● Goal of the exercise: Write out, exactly as they appear, only the lines running from the line with "Type out the text in this image." to the final line of the listing; include both.

● Provided records:

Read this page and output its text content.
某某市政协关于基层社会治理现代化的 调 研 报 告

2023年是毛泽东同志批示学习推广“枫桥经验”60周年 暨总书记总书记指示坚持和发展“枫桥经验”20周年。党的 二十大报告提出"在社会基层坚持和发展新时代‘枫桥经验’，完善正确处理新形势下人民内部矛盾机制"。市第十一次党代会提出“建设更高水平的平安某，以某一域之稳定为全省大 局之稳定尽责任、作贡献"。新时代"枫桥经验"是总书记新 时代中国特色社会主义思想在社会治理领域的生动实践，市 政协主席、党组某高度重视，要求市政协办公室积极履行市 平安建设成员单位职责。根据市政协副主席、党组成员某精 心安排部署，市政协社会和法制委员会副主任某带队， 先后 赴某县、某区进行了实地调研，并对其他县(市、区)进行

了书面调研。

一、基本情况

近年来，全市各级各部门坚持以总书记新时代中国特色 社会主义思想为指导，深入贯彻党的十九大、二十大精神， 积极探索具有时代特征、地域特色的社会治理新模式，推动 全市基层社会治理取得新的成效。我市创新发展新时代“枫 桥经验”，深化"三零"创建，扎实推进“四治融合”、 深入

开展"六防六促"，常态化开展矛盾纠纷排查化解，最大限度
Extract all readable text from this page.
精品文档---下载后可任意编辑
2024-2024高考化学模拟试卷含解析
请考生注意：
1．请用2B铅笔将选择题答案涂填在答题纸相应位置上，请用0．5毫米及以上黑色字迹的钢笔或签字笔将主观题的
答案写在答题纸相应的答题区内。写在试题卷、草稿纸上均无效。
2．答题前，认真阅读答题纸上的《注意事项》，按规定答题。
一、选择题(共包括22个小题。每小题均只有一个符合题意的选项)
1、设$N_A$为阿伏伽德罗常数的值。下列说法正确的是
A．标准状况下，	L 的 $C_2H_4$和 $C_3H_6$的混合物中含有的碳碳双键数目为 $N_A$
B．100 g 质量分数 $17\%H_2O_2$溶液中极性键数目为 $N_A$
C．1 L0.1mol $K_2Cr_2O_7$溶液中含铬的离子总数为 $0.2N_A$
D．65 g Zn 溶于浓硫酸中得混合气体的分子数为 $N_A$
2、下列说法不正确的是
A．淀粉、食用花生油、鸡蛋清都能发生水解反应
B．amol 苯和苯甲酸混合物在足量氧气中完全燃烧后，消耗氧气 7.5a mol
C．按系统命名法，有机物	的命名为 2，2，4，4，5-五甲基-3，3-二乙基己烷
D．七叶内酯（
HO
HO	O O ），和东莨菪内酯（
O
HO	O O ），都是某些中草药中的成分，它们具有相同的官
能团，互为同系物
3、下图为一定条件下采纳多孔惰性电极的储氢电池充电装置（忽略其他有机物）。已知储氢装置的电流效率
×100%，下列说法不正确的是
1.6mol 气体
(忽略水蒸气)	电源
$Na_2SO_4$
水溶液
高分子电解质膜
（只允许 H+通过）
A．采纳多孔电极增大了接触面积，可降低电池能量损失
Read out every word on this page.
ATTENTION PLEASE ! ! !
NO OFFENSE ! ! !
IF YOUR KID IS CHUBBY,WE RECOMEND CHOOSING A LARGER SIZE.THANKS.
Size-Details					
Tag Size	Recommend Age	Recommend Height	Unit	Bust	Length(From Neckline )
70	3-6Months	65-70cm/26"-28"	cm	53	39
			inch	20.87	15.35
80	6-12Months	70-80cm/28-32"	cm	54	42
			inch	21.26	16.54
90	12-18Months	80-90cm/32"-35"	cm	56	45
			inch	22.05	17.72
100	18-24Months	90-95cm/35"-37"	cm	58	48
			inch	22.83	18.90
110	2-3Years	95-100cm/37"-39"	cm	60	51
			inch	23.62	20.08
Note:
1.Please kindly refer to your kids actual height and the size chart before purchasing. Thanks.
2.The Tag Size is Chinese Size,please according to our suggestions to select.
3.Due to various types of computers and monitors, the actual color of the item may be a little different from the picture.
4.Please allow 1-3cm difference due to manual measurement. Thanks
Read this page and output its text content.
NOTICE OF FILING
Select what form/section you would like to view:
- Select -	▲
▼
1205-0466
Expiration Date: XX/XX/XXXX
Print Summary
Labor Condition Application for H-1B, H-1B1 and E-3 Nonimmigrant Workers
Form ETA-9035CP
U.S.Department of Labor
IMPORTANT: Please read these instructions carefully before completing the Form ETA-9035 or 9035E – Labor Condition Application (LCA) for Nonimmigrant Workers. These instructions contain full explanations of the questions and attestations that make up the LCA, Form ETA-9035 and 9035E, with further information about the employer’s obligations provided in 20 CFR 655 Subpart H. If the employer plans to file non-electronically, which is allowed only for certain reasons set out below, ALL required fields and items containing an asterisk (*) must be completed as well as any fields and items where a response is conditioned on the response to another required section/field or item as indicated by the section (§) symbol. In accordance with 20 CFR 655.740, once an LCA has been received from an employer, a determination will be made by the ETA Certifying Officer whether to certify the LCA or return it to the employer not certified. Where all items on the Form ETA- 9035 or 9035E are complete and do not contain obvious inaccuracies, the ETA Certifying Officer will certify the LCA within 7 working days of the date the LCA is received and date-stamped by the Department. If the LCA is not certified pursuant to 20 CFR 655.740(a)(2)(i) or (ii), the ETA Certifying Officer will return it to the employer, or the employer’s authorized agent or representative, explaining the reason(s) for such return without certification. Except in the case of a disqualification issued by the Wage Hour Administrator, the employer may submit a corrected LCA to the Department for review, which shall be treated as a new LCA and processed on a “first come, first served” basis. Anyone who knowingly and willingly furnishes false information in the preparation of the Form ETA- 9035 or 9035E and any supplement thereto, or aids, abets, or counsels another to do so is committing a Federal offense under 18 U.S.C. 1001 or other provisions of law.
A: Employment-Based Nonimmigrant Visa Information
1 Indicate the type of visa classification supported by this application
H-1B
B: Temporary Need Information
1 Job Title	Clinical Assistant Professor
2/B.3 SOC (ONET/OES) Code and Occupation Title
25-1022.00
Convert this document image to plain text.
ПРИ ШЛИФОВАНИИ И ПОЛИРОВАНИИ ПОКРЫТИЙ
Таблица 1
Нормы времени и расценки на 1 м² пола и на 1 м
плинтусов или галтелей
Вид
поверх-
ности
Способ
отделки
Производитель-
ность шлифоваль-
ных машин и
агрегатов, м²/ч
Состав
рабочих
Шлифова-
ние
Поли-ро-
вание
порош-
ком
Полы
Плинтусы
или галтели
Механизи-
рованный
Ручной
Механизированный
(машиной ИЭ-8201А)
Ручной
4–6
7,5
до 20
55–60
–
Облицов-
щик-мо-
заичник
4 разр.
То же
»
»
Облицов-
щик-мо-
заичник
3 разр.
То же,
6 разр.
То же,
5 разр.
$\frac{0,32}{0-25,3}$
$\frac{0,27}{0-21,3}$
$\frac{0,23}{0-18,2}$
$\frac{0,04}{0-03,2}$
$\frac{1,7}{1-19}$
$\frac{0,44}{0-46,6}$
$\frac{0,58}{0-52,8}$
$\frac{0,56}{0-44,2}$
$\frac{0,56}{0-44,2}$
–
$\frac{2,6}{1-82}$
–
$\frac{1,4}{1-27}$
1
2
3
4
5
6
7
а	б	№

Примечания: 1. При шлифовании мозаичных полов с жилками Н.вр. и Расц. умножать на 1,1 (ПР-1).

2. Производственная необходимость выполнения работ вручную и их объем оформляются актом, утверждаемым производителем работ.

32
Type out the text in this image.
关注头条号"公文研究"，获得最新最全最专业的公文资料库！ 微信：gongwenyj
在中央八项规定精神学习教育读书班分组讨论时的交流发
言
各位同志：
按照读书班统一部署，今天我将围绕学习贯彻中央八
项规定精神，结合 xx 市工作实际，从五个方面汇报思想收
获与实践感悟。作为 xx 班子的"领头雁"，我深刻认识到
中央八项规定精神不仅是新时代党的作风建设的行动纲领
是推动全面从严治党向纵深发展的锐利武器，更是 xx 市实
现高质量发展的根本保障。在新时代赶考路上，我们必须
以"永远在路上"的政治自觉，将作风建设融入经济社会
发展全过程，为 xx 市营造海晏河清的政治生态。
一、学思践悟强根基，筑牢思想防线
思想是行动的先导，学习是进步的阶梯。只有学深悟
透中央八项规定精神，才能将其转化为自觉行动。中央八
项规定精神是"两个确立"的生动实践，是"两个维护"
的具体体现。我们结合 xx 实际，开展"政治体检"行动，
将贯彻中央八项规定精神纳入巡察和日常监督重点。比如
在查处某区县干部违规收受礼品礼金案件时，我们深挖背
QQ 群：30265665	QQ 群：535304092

● Written answer:
Type out the text in this image.
关注头条号"公文研究"，获得最新最全最专业的公文资料库！ 微信：gongwenyj
在中央八项规定精神学习教育读书班分组讨论时的交流发
言
各位同志：
按照读书班统一部署，今天我将围绕学习贯彻中央八
项规定精神，结合 xx 市工作实际，从五个方面汇报思想收
获与实践感悟。作为 xx 班子的"领头雁"，我深刻认识到
中央八项规定精神不仅是新时代党的作风建设的行动纲领
是推动全面从严治党向纵深发展的锐利武器，更是 xx 市实
现高质量发展的根本保障。在新时代赶考路上，我们必须
以"永远在路上"的政治自觉，将作风建设融入经济社会
发展全过程，为 xx 市营造海晏河清的政治生态。
一、学思践悟强根基，筑牢思想防线
思想是行动的先导，学习是进步的阶梯。只有学深悟
透中央八项规定精神，才能将其转化为自觉行动。中央八
项规定精神是"两个确立"的生动实践，是"两个维护"
的具体体现。我们结合 xx 实际，开展"政治体检"行动，
将贯彻中央八项规定精神纳入巡察和日常监督重点。比如
在查处某区县干部违规收受礼品礼金案件时，我们深挖背
QQ 群：30265665	QQ 群：535304092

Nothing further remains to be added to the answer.